[Collection entries]
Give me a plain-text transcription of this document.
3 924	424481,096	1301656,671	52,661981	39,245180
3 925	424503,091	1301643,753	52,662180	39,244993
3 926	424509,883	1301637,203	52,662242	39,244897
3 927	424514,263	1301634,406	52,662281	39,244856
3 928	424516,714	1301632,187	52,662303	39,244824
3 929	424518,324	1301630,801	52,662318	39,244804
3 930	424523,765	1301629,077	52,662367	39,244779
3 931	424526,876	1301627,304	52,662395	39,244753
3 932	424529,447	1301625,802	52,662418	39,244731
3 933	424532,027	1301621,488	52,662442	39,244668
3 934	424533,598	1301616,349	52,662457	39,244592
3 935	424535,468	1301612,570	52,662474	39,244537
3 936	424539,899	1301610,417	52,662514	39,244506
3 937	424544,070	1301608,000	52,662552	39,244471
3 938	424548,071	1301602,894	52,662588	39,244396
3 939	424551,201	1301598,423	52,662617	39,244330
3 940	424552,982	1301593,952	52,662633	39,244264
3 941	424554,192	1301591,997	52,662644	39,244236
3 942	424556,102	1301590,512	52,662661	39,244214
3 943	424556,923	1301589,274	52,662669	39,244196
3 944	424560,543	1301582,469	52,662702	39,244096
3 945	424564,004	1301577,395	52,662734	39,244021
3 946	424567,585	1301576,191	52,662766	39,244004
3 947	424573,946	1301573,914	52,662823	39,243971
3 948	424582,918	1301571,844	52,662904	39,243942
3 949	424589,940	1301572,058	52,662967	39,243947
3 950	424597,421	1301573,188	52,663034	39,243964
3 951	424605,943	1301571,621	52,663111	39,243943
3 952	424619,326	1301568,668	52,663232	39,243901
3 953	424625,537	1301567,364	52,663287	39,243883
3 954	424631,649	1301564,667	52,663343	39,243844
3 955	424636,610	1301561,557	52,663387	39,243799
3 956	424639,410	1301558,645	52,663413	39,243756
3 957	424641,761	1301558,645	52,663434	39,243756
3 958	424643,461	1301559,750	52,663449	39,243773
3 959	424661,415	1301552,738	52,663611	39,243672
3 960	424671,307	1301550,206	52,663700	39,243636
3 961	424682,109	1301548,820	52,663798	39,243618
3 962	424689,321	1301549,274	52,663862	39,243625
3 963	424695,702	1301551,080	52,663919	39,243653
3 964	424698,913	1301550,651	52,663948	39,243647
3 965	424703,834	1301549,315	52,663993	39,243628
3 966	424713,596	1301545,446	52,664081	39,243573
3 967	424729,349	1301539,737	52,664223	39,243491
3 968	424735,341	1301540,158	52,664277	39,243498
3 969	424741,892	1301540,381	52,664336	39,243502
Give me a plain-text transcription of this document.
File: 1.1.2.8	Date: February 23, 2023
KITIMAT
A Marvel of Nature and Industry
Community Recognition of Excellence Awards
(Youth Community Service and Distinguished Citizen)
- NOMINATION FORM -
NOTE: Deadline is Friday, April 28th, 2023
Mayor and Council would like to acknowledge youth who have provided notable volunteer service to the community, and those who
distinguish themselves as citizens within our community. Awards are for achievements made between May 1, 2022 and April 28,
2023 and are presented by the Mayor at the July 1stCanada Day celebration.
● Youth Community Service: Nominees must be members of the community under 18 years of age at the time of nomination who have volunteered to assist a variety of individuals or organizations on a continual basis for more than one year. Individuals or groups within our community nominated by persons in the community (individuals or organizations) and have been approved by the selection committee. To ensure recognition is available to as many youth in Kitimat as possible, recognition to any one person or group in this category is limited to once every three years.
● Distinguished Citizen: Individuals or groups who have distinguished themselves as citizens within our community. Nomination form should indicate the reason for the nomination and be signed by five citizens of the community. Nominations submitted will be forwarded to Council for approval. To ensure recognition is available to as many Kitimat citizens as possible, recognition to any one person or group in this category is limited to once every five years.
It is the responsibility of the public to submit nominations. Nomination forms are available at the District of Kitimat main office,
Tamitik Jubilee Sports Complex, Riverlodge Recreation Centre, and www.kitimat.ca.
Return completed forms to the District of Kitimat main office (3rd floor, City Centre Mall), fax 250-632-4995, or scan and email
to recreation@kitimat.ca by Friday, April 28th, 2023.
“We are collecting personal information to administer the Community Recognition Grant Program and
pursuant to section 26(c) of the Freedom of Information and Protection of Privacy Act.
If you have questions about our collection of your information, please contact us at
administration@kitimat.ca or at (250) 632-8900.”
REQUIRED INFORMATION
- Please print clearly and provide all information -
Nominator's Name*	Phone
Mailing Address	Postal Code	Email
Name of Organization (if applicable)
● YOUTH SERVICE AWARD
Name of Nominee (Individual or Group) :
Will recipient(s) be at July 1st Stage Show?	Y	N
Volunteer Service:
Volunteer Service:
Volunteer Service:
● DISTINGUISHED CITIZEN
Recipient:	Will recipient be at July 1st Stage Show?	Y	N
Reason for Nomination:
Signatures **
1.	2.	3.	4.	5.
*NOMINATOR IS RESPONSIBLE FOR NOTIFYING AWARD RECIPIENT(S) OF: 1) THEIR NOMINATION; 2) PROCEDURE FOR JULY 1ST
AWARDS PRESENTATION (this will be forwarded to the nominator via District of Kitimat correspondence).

What is required
Every record should be repeated exactly; please leave none out.

Answer to the problem
Give me a plain-text transcription of this document.
3 924	424481,096	1301656,671	52,661981	39,245180
3 925	424503,091	1301643,753	52,662180	39,244993
3 926	424509,883	1301637,203	52,662242	39,244897
3 927	424514,263	1301634,406	52,662281	39,244856
3 928	424516,714	1301632,187	52,662303	39,244824
3 929	424518,324	1301630,801	52,662318	39,244804
3 930	424523,765	1301629,077	52,662367	39,244779
3 931	424526,876	1301627,304	52,662395	39,244753
3 932	424529,447	1301625,802	52,662418	39,244731
3 933	424532,027	1301621,488	52,662442	39,244668
3 934	424533,598	1301616,349	52,662457	39,244592
3 935	424535,468	1301612,570	52,662474	39,244537
3 936	424539,899	1301610,417	52,662514	39,244506
3 937	424544,070	1301608,000	52,662552	39,244471
3 938	424548,071	1301602,894	52,662588	39,244396
3 939	424551,201	1301598,423	52,662617	39,244330
3 940	424552,982	1301593,952	52,662633	39,244264
3 941	424554,192	1301591,997	52,662644	39,244236
3 942	424556,102	1301590,512	52,662661	39,244214
3 943	424556,923	1301589,274	52,662669	39,244196
3 944	424560,543	1301582,469	52,662702	39,244096
3 945	424564,004	1301577,395	52,662734	39,244021
3 946	424567,585	1301576,191	52,662766	39,244004
3 947	424573,946	1301573,914	52,662823	39,243971
3 948	424582,918	1301571,844	52,662904	39,243942
3 949	424589,940	1301572,058	52,662967	39,243947
3 950	424597,421	1301573,188	52,663034	39,243964
3 951	424605,943	1301571,621	52,663111	39,243943
3 952	424619,326	1301568,668	52,663232	39,243901
3 953	424625,537	1301567,364	52,663287	39,243883
3 954	424631,649	1301564,667	52,663343	39,243844
3 955	424636,610	1301561,557	52,663387	39,243799
3 956	424639,410	1301558,645	52,663413	39,243756
3 957	424641,761	1301558,645	52,663434	39,243756
3 958	424643,461	1301559,750	52,663449	39,243773
3 959	424661,415	1301552,738	52,663611	39,243672
3 960	424671,307	1301550,206	52,663700	39,243636
3 961	424682,109	1301548,820	52,663798	39,243618
3 962	424689,321	1301549,274	52,663862	39,243625
3 963	424695,702	1301551,080	52,663919	39,243653
3 964	424698,913	1301550,651	52,663948	39,243647
3 965	424703,834	1301549,315	52,663993	39,243628
3 966	424713,596	1301545,446	52,664081	39,243573
3 967	424729,349	1301539,737	52,664223	39,243491
3 968	424735,341	1301540,158	52,664277	39,243498
3 969	424741,892	1301540,381	52,664336	39,243502
Give me a plain-text transcription of this document.
File: 1.1.2.8	Date: February 23, 2023
KITIMAT
A Marvel of Nature and Industry
Community Recognition of Excellence Awards
(Youth Community Service and Distinguished Citizen)
- NOMINATION FORM -
NOTE: Deadline is Friday, April 28th, 2023
Mayor and Council would like to acknowledge youth who have provided notable volunteer service to the community, and those who
distinguish themselves as citizens within our community. Awards are for achievements made between May 1, 2022 and April 28,
2023 and are presented by the Mayor at the July 1stCanada Day celebration.
● Youth Community Service: Nominees must be members of the community under 18 years of age at the time of nomination who have volunteered to assist a variety of individuals or organizations on a continual basis for more than one year. Individuals or groups within our community nominated by persons in the community (individuals or organizations) and have been approved by the selection committee. To ensure recognition is available to as many youth in Kitimat as possible, recognition to any one person or group in this category is limited to once every three years.
● Distinguished Citizen: Individuals or groups who have distinguished themselves as citizens within our community. Nomination form should indicate the reason for the nomination and be signed by five citizens of the community. Nominations submitted will be forwarded to Council for approval. To ensure recognition is available to as many Kitimat citizens as possible, recognition to any one person or group in this category is limited to once every five years.
It is the responsibility of the public to submit nominations. Nomination forms are available at the District of Kitimat main office,
Tamitik Jubilee Sports Complex, Riverlodge Recreation Centre, and www.kitimat.ca.
Return completed forms to the District of Kitimat main office (3rd floor, City Centre Mall), fax 250-632-4995, or scan and email
to recreation@kitimat.ca by Friday, April 28th, 2023.
“We are collecting personal information to administer the Community Recognition Grant Program and
pursuant to section 26(c) of the Freedom of Information and Protection of Privacy Act.
If you have questions about our collection of your information, please contact us at
administration@kitimat.ca or at (250) 632-8900.”
REQUIRED INFORMATION
- Please print clearly and provide all information -
Nominator's Name*	Phone
Mailing Address	Postal Code	Email
Name of Organization (if applicable)
● YOUTH SERVICE AWARD
Name of Nominee (Individual or Group) :
Will recipient(s) be at July 1st Stage Show?	Y	N
Volunteer Service:
Volunteer Service:
Volunteer Service:
● DISTINGUISHED CITIZEN
Recipient:	Will recipient be at July 1st Stage Show?	Y	N
Reason for Nomination:
Signatures **
1.	2.	3.	4.	5.
*NOMINATOR IS RESPONSIBLE FOR NOTIFYING AWARD RECIPIENT(S) OF: 1) THEIR NOMINATION; 2) PROCEDURE FOR JULY 1ST
AWARDS PRESENTATION (this will be forwarded to the nominator via District of Kitimat correspondence).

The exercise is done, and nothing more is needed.